EXERCISE INSTRUCTIONS - Give every line of the listing below from the one containing "status-time: 20:08 <box>26 8 75 30</box>" down through the one containing "product-price: €8.90 <box>162", inclusive, as a Markdown table with columns Row and Line. Number each row and leave out blank lines.

[Layout annotation listing]

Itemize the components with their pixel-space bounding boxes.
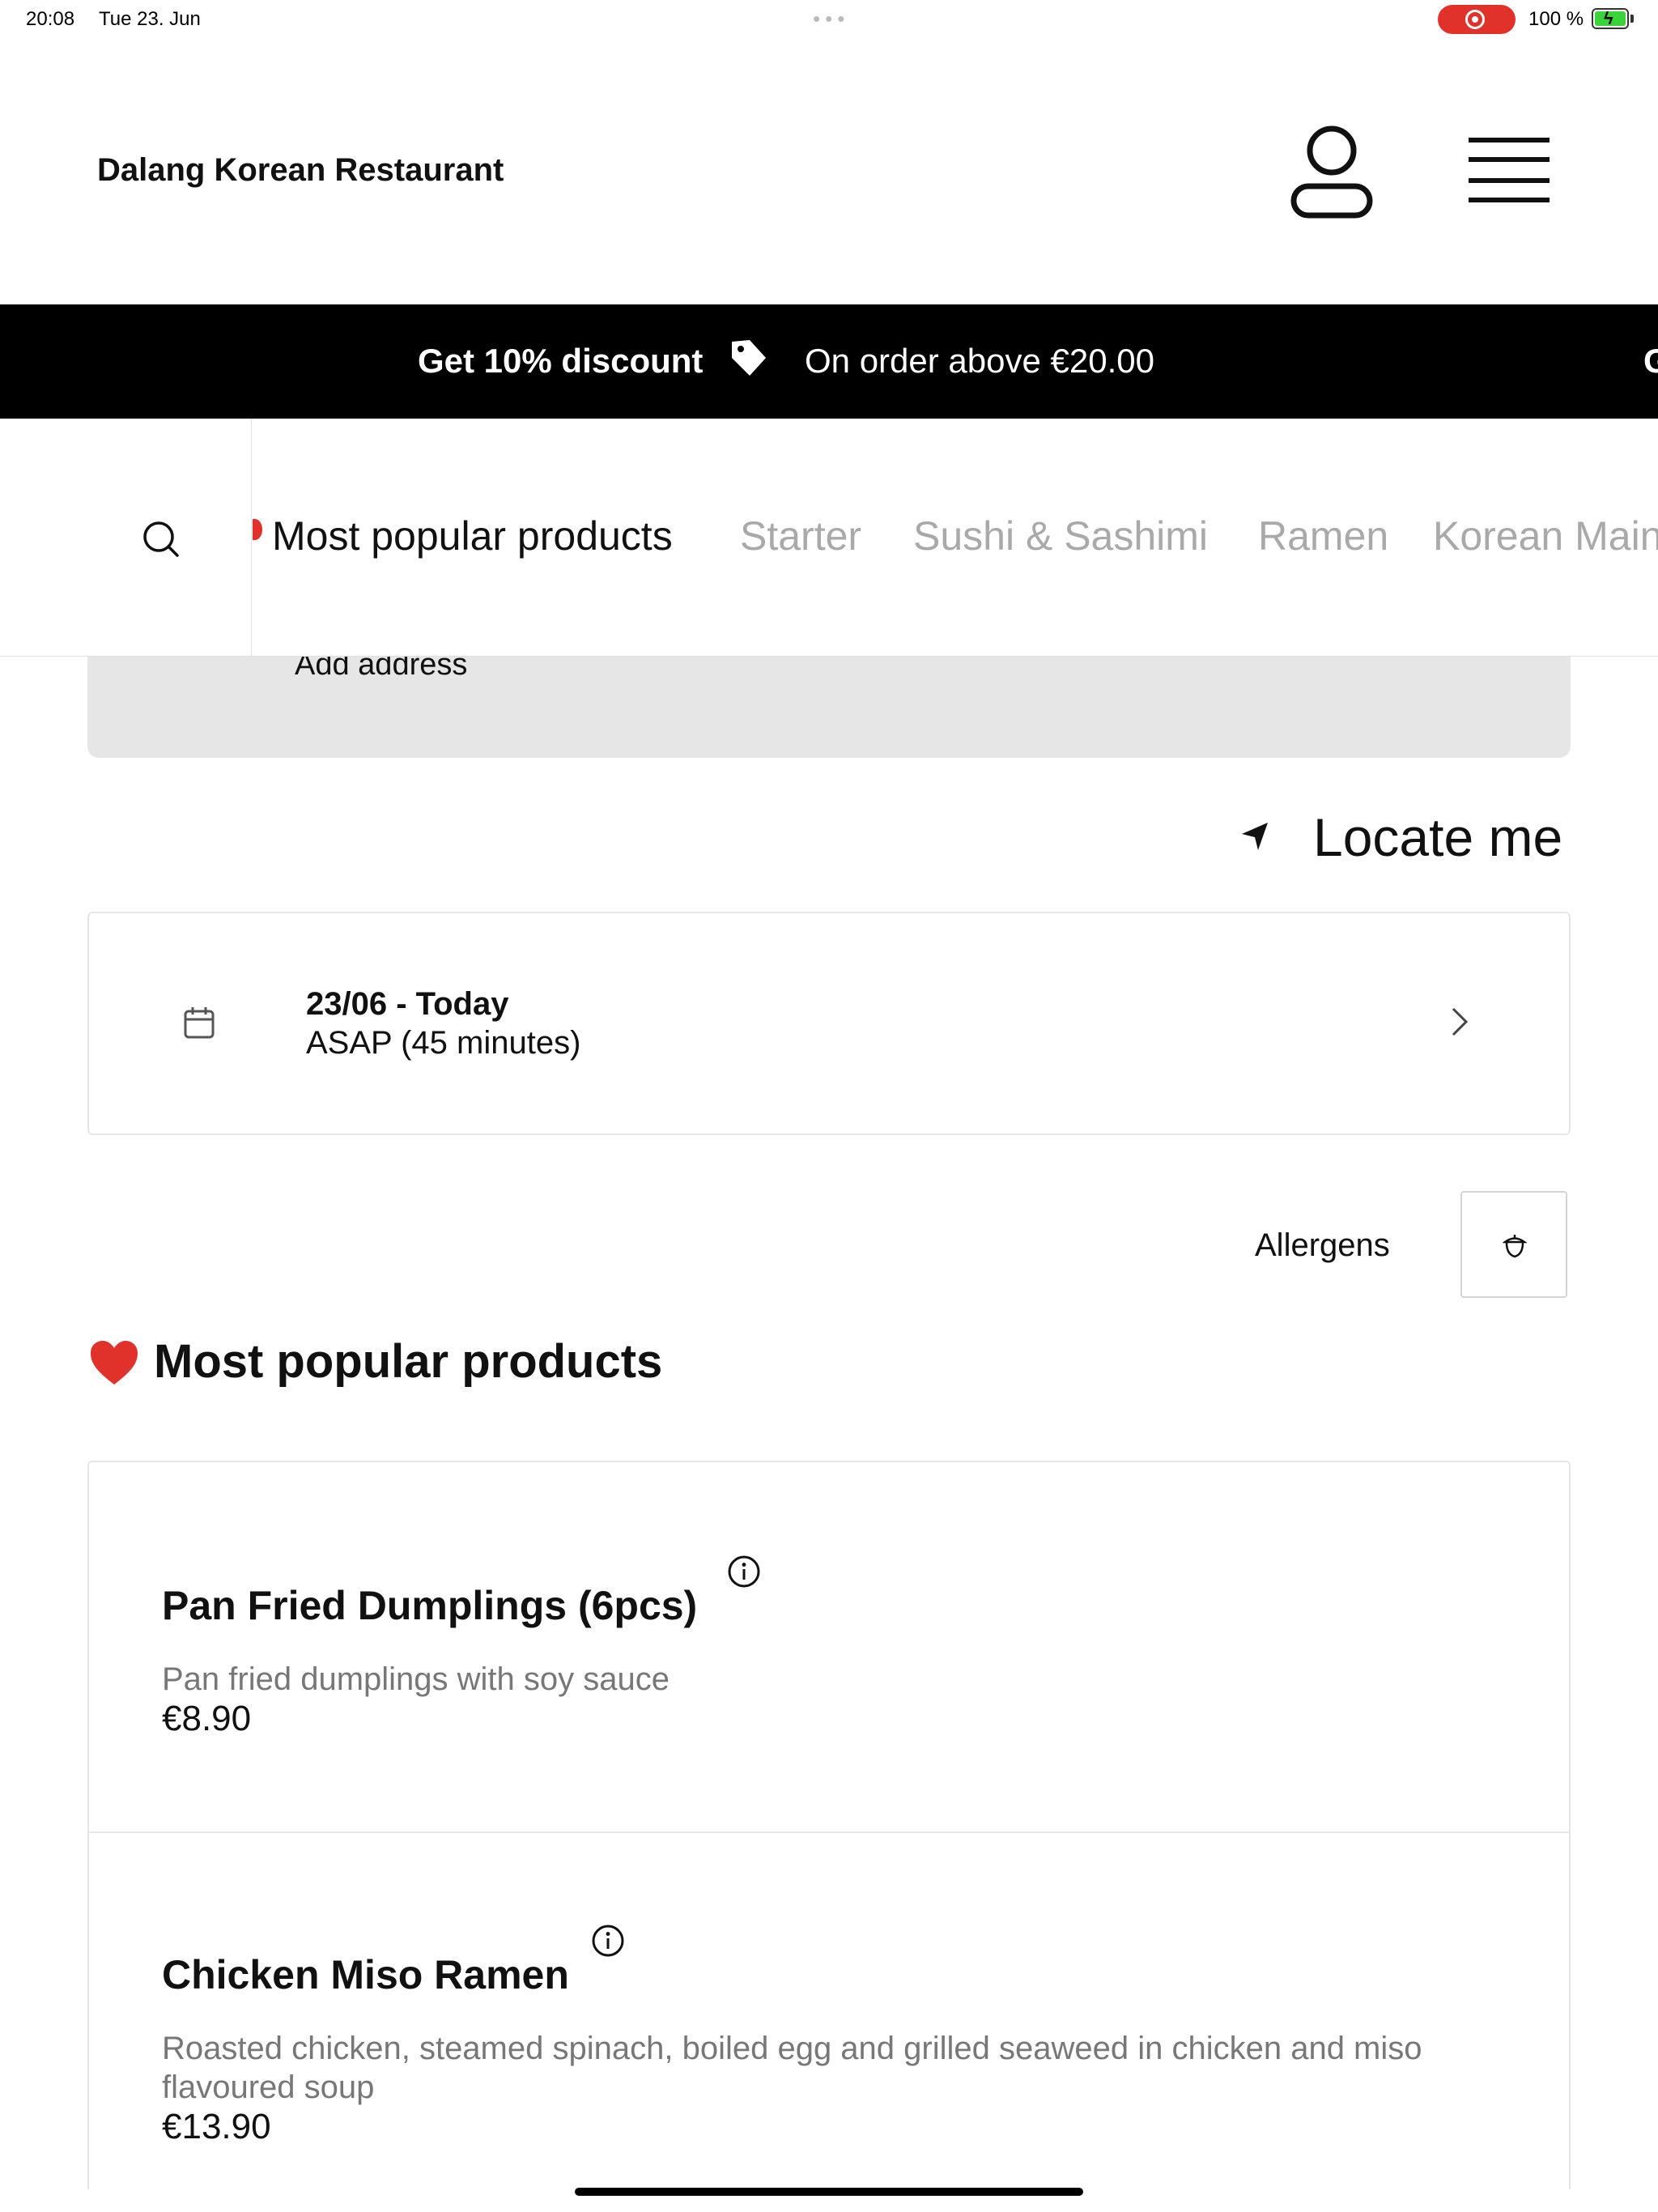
status-time: 20:08 <box>26 8 75 30</box>
delivery-time-selector[interactable]: 23/06 - Today ASAP (45 minutes) <box>87 912 1571 1135</box>
chevron-right-icon <box>1452 1007 1469 1036</box>
product-price: €13.90 <box>162 2107 271 2146</box>
promo-banner: Get 10% discount On order above €20.00 G <box>0 304 1658 419</box>
product-price: €8.90 <box>162 1699 252 1738</box>
category-tab-most-popular[interactable]: Most popular products <box>272 513 673 559</box>
product-list: Pan Fried Dumplings (6pcs) Pan fried dum… <box>87 1461 1571 2189</box>
location-arrow-icon <box>1242 823 1268 850</box>
heart-icon <box>253 519 262 540</box>
site-header: Dalang Korean Restaurant <box>0 39 1658 304</box>
product-description: Pan fried dumplings with soy sauce <box>162 1661 670 1697</box>
search-icon <box>143 521 179 557</box>
category-nav: Most popular products Starter Sushi & Sa… <box>0 419 1658 657</box>
allergens-button[interactable] <box>1460 1191 1567 1298</box>
promo-next-partial: G <box>1643 342 1658 380</box>
home-indicator[interactable] <box>575 2188 1083 2196</box>
product-card[interactable]: Pan Fried Dumplings (6pcs) Pan fried dum… <box>89 1462 1569 1831</box>
multitasking-dots-icon[interactable]: ••• <box>813 6 849 32</box>
info-icon[interactable] <box>591 1924 625 1958</box>
product-name: Chicken Miso Ramen <box>162 1952 569 1997</box>
search-button[interactable] <box>0 419 252 657</box>
battery-icon: ϟ <box>1592 8 1629 29</box>
battery-percentage: 100 % <box>1528 8 1584 30</box>
product-name: Pan Fried Dumplings (6pcs) <box>162 1583 698 1628</box>
section-title: Most popular products <box>154 1335 663 1388</box>
status-bar: 20:08 Tue 23. Jun ••• 100 % ϟ <box>0 0 1658 39</box>
acorn-icon <box>1503 1235 1527 1258</box>
product-description: Roasted chicken, steamed spinach, boiled… <box>162 2031 1422 2105</box>
locate-me-label: Locate me <box>1313 807 1563 867</box>
calendar-icon <box>184 1007 215 1039</box>
battery-cap <box>1630 15 1634 23</box>
delivery-date: 23/06 - Today <box>306 986 509 1022</box>
heart-icon <box>91 1341 138 1385</box>
account-button[interactable] <box>1287 123 1376 220</box>
restaurant-name[interactable]: Dalang Korean Restaurant <box>97 152 504 189</box>
category-tab-korean-main[interactable]: Korean Main <box>1433 513 1658 559</box>
user-icon <box>1290 125 1373 219</box>
category-strip[interactable]: Most popular products Starter Sushi & Sa… <box>253 419 1658 657</box>
menu-button[interactable] <box>1462 133 1556 211</box>
delivery-time: ASAP (45 minutes) <box>306 1025 581 1061</box>
category-tab-ramen[interactable]: Ramen <box>1258 513 1388 559</box>
screen-record-icon[interactable] <box>1438 5 1516 34</box>
price-tag-icon <box>732 340 766 376</box>
status-date: Tue 23. Jun <box>99 8 201 30</box>
product-card[interactable]: Chicken Miso Ramen Roasted chicken, stea… <box>89 1831 1569 2189</box>
category-tab-starter[interactable]: Starter <box>740 513 861 559</box>
hamburger-menu-icon <box>1469 138 1550 202</box>
category-tab-sushi-sashimi[interactable]: Sushi & Sashimi <box>913 513 1208 559</box>
promo-subtitle: On order above €20.00 <box>805 342 1154 380</box>
allergens-label: Allergens <box>1255 1227 1390 1263</box>
promo-title: Get 10% discount <box>418 342 704 380</box>
info-icon[interactable] <box>727 1555 761 1589</box>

OUTPUT BELOW -
| Row | Line |
|---|---|
| 1 | status-time: 20:08 <box>26 8 75 30</box> |
| 2 | delivery-time-selector[interactable]: 23/06 - Today ASAP (45 minutes) <box>87 912 1571 1135</box> |
| 3 | chevron-right-icon <box>1452 1007 1469 1036</box> |
| 4 | product-price: €13.90 <box>162 2107 271 2146</box> |
| 5 | promo-banner: Get 10% discount On order above €20.00 G <box>0 304 1658 419</box> |
| 6 | product-price: €8.90 <box>162 1699 252 1738</box> |